SET TASK: In the listing that follows, count every line with the word "JSON" in it and write only the total.
++++++++++++++++++++
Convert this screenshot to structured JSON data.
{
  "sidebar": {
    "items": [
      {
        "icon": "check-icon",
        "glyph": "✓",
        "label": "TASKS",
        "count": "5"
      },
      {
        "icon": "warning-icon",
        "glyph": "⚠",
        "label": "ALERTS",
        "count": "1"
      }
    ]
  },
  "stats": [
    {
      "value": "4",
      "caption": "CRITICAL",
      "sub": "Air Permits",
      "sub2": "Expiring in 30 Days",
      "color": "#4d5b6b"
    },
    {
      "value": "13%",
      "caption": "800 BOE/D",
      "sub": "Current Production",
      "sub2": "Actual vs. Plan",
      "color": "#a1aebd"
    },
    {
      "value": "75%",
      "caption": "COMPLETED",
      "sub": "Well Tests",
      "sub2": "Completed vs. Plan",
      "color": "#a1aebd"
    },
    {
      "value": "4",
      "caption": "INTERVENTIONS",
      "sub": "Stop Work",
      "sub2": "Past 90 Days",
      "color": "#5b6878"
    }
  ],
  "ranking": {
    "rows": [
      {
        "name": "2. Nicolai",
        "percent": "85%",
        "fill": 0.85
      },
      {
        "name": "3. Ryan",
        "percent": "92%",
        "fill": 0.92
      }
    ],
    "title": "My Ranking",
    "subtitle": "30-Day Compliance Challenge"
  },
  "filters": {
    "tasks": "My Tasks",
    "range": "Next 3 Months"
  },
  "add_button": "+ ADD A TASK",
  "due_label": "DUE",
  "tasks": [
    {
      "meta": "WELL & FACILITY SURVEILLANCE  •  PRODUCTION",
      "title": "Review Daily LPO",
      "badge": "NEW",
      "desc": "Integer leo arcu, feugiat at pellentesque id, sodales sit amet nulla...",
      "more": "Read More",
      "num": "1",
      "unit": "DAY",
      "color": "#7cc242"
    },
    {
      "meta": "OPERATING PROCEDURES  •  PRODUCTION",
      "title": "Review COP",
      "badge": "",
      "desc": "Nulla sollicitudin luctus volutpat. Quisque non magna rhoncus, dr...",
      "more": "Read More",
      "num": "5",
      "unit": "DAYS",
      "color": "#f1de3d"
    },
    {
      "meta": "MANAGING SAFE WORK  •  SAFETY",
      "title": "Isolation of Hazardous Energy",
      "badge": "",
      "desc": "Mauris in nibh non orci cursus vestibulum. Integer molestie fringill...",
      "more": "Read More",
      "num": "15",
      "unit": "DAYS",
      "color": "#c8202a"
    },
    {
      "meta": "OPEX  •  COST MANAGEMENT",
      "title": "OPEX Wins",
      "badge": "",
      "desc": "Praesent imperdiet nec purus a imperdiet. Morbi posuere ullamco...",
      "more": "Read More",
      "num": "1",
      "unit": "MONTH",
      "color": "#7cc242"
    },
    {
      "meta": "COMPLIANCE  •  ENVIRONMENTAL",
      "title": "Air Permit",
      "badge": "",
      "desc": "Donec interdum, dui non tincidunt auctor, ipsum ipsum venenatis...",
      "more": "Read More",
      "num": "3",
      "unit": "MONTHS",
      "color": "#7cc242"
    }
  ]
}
++++++++++++++++++++
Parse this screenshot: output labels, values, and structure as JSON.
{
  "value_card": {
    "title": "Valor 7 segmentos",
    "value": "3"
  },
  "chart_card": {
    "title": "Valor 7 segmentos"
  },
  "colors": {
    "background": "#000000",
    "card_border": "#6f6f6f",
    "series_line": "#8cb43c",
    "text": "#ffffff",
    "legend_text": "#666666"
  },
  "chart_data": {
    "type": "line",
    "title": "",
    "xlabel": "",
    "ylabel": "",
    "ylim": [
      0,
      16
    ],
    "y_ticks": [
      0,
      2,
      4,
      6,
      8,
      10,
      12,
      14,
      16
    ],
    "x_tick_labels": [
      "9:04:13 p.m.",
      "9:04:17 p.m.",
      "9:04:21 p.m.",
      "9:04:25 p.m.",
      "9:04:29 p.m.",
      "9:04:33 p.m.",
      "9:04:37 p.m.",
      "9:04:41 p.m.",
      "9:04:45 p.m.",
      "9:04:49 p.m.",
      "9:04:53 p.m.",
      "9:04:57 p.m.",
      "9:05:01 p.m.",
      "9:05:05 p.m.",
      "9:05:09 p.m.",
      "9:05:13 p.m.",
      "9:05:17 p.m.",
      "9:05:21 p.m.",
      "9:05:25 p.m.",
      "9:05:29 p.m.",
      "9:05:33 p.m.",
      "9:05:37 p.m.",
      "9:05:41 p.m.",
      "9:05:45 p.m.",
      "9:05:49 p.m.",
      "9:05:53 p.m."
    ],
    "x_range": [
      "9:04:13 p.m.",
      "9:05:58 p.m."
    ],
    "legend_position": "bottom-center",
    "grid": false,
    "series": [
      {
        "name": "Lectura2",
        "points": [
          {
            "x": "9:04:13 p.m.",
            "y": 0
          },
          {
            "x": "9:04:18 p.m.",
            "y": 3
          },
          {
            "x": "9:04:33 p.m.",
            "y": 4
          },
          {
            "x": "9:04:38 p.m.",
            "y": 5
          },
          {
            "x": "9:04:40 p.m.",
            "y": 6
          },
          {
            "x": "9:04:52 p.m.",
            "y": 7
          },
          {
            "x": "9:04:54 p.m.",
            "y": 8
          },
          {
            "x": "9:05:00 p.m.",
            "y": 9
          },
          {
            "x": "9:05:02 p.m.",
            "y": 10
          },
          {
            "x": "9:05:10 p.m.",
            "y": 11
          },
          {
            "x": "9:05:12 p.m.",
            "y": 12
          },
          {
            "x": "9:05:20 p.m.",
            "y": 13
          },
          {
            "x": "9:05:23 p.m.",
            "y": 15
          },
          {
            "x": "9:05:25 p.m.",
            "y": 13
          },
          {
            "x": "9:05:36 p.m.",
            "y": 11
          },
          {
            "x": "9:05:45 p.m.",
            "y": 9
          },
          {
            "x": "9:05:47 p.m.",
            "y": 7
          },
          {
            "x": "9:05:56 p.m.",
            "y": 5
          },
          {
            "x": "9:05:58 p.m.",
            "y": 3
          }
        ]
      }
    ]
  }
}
++++++++++++++++++++
OUTPUT OF THE EXERCISE: 2